══ Exercise input
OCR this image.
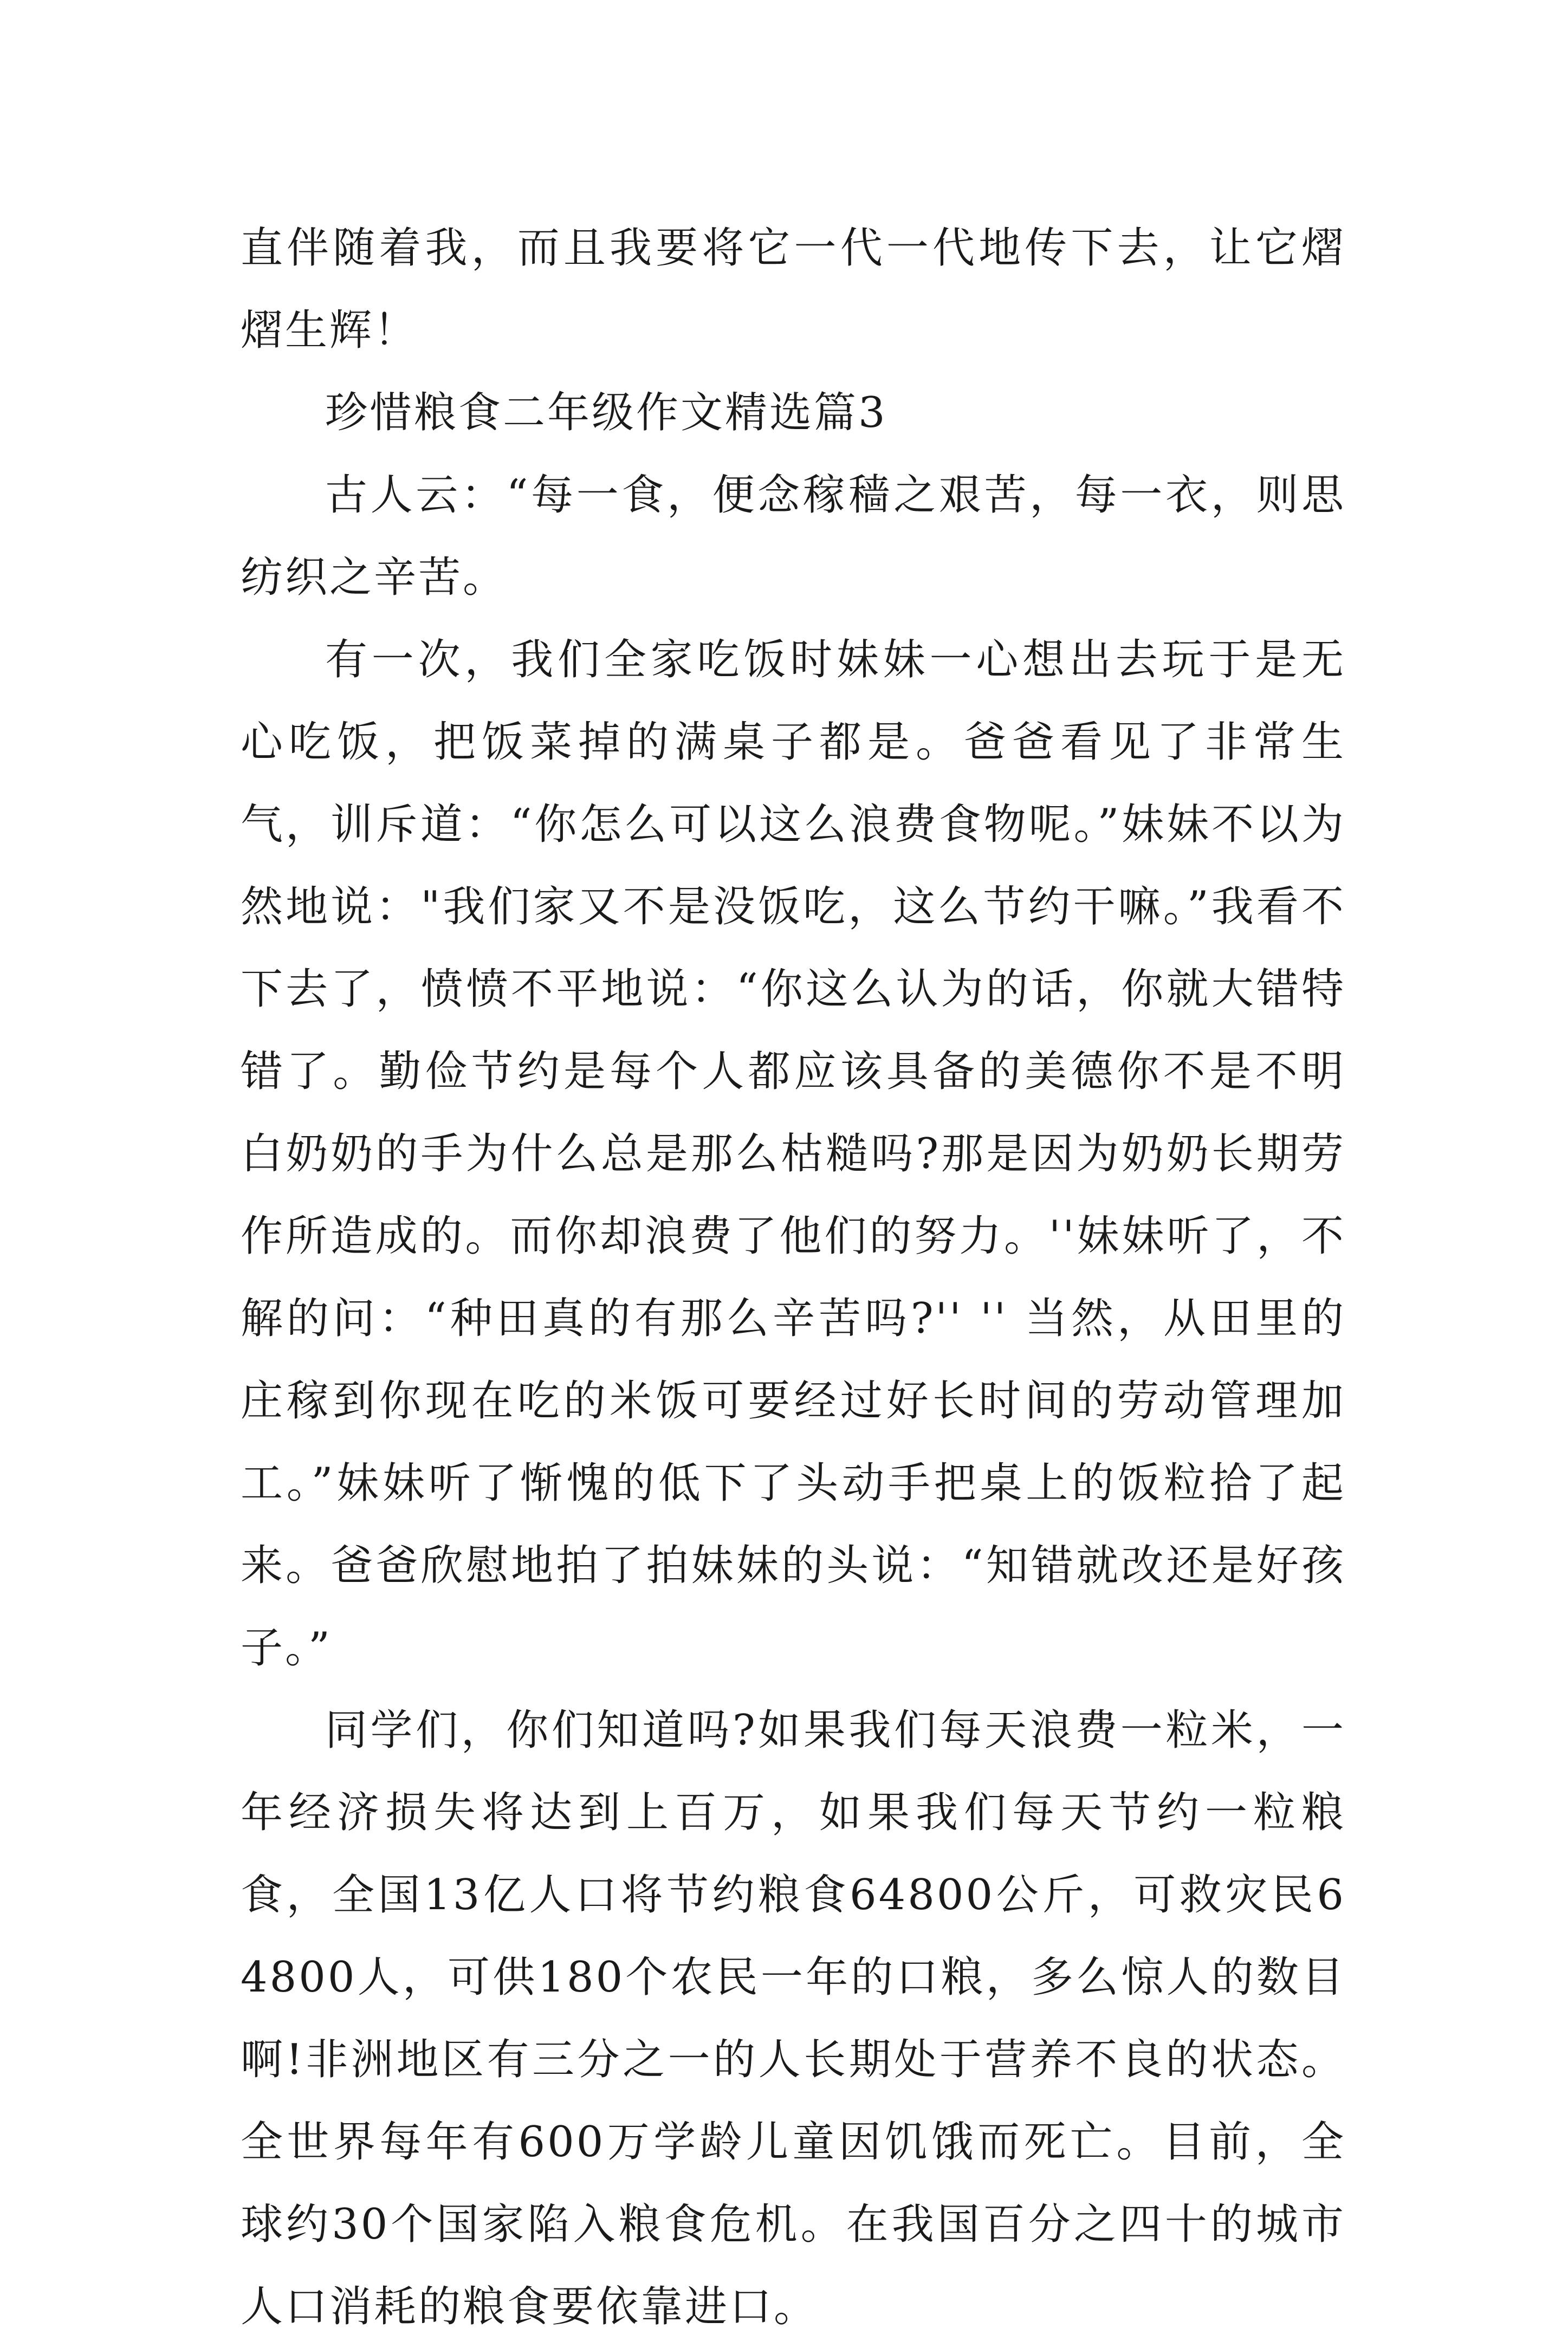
直伴随着我，而且我要将它一代一代地传下去，让它熠熠生辉！

珍惜粮食二年级作文精选篇3

古人云：“每一食，便念稼穑之艰苦，每一衣，则思纺织之辛苦。

有一次，我们全家吃饭时妹妹一心想出去玩于是无心吃饭，把饭菜掉的满桌子都是。爸爸看见了非常生气，训斥道：“你怎么可以这么浪费食物呢。”妹妹不以为然地说："我们家又不是没饭吃，这么节约干嘛。”我看不下去了，愤愤不平地说：“你这么认为的话，你就大错特错了。勤俭节约是每个人都应该具备的美德你不是不明白奶奶的手为什么总是那么枯糙吗?那是因为奶奶长期劳作所造成的。而你却浪费了他们的努力。''妹妹听了，不解的问：“种田真的有那么辛苦吗?'' '' 当然，从田里的庄稼到你现在吃的米饭可要经过好长时间的劳动管理加工。”妹妹听了惭愧的低下了头动手把桌上的饭粒拾了起来。爸爸欣慰地拍了拍妹妹的头说：“知错就改还是好孩子。”

同学们，你们知道吗?如果我们每天浪费一粒米，一年经济损失将达到上百万，如果我们每天节约一粒粮食，全国13亿人口将节约粮食64800公斤，可救灾民64800人，可供180个农民一年的口粮，多么惊人的数目啊!非洲地区有三分之一的人长期处于营养不良的状态。全世界每年有600万学龄儿童因饥饿而死亡。目前，全球约30个国家陷入粮食危机。在我国百分之四十的城市人口消耗的粮食要依靠进口。
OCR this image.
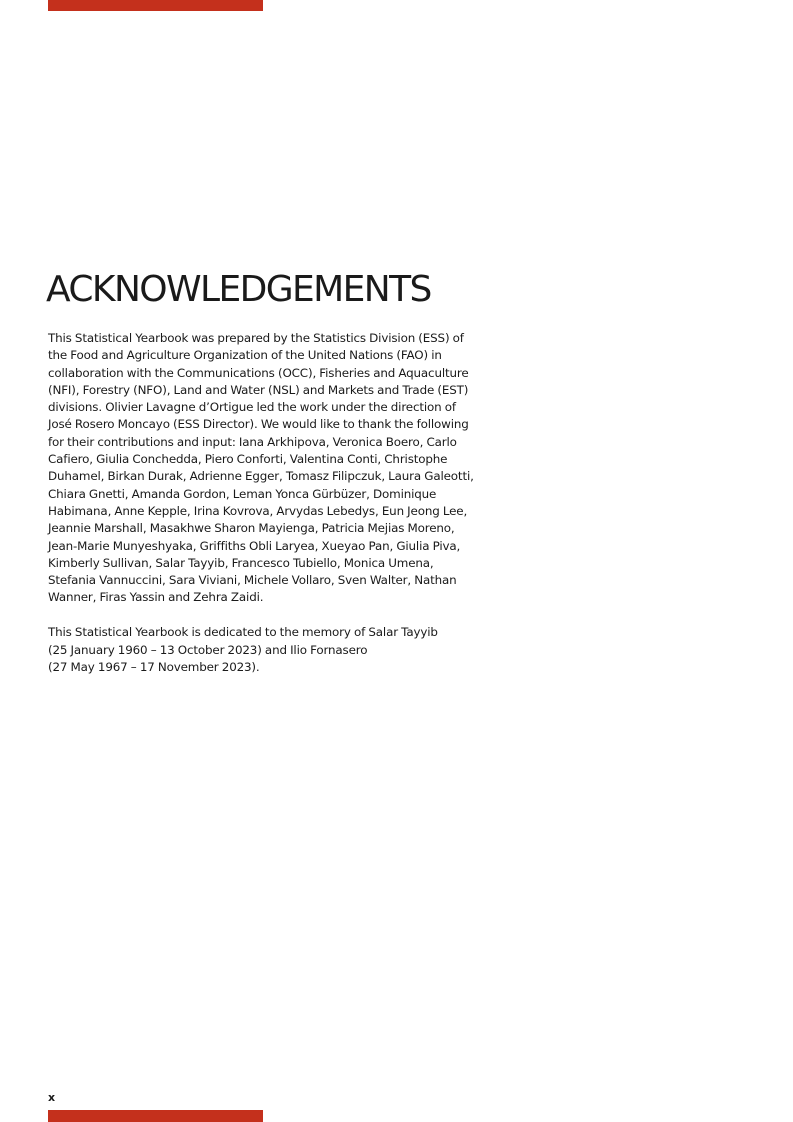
ACKNOWLEDGEMENTS

This Statistical Yearbook was prepared by the Statistics Division (ESS) of
the Food and Agriculture Organization of the United Nations (FAO) in
collaboration with the Communications (OCC), Fisheries and Aquaculture
(NFI), Forestry (NFO), Land and Water (NSL) and Markets and Trade (EST)
divisions. Olivier Lavagne d’Ortigue led the work under the direction of
José Rosero Moncayo (ESS Director). We would like to thank the following
for their contributions and input: Iana Arkhipova, Veronica Boero, Carlo
Cafiero, Giulia Conchedda, Piero Conforti, Valentina Conti, Christophe
Duhamel, Birkan Durak, Adrienne Egger, Tomasz Filipczuk, Laura Galeotti,
Chiara Gnetti, Amanda Gordon, Leman Yonca Gürbüzer, Dominique
Habimana, Anne Kepple, Irina Kovrova, Arvydas Lebedys, Eun Jeong Lee,
Jeannie Marshall, Masakhwe Sharon Mayienga, Patricia Mejias Moreno,
Jean-Marie Munyeshyaka, Griffiths Obli Laryea, Xueyao Pan, Giulia Piva,
Kimberly Sullivan, Salar Tayyib, Francesco Tubiello, Monica Umena,
Stefania Vannuccini, Sara Viviani, Michele Vollaro, Sven Walter, Nathan
Wanner, Firas Yassin and Zehra Zaidi.

This Statistical Yearbook is dedicated to the memory of Salar Tayyib
(25 January 1960 – 13 October 2023) and Ilio Fornasero
(27 May 1967 – 17 November 2023).

x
════
■ What is asked
Print the complete listing exactly, apart from any pictures.

■ Answer for the task
OCR this image.
直伴随着我，而且我要将它一代一代地传下去，让它熠熠生辉！

珍惜粮食二年级作文精选篇3

古人云：“每一食，便念稼穑之艰苦，每一衣，则思纺织之辛苦。

有一次，我们全家吃饭时妹妹一心想出去玩于是无心吃饭，把饭菜掉的满桌子都是。爸爸看见了非常生气，训斥道：“你怎么可以这么浪费食物呢。”妹妹不以为然地说："我们家又不是没饭吃，这么节约干嘛。”我看不下去了，愤愤不平地说：“你这么认为的话，你就大错特错了。勤俭节约是每个人都应该具备的美德你不是不明白奶奶的手为什么总是那么枯糙吗?那是因为奶奶长期劳作所造成的。而你却浪费了他们的努力。''妹妹听了，不解的问：“种田真的有那么辛苦吗?'' '' 当然，从田里的庄稼到你现在吃的米饭可要经过好长时间的劳动管理加工。”妹妹听了惭愧的低下了头动手把桌上的饭粒拾了起来。爸爸欣慰地拍了拍妹妹的头说：“知错就改还是好孩子。”

同学们，你们知道吗?如果我们每天浪费一粒米，一年经济损失将达到上百万，如果我们每天节约一粒粮食，全国13亿人口将节约粮食64800公斤，可救灾民64800人，可供180个农民一年的口粮，多么惊人的数目啊!非洲地区有三分之一的人长期处于营养不良的状态。全世界每年有600万学龄儿童因饥饿而死亡。目前，全球约30个国家陷入粮食危机。在我国百分之四十的城市人口消耗的粮食要依靠进口。
OCR this image.
ACKNOWLEDGEMENTS

This Statistical Yearbook was prepared by the Statistics Division (ESS) of
the Food and Agriculture Organization of the United Nations (FAO) in
collaboration with the Communications (OCC), Fisheries and Aquaculture
(NFI), Forestry (NFO), Land and Water (NSL) and Markets and Trade (EST)
divisions. Olivier Lavagne d’Ortigue led the work under the direction of
José Rosero Moncayo (ESS Director). We would like to thank the following
for their contributions and input: Iana Arkhipova, Veronica Boero, Carlo
Cafiero, Giulia Conchedda, Piero Conforti, Valentina Conti, Christophe
Duhamel, Birkan Durak, Adrienne Egger, Tomasz Filipczuk, Laura Galeotti,
Chiara Gnetti, Amanda Gordon, Leman Yonca Gürbüzer, Dominique
Habimana, Anne Kepple, Irina Kovrova, Arvydas Lebedys, Eun Jeong Lee,
Jeannie Marshall, Masakhwe Sharon Mayienga, Patricia Mejias Moreno,
Jean-Marie Munyeshyaka, Griffiths Obli Laryea, Xueyao Pan, Giulia Piva,
Kimberly Sullivan, Salar Tayyib, Francesco Tubiello, Monica Umena,
Stefania Vannuccini, Sara Viviani, Michele Vollaro, Sven Walter, Nathan
Wanner, Firas Yassin and Zehra Zaidi.

This Statistical Yearbook is dedicated to the memory of Salar Tayyib
(25 January 1960 – 13 October 2023) and Ilio Fornasero
(27 May 1967 – 17 November 2023).

x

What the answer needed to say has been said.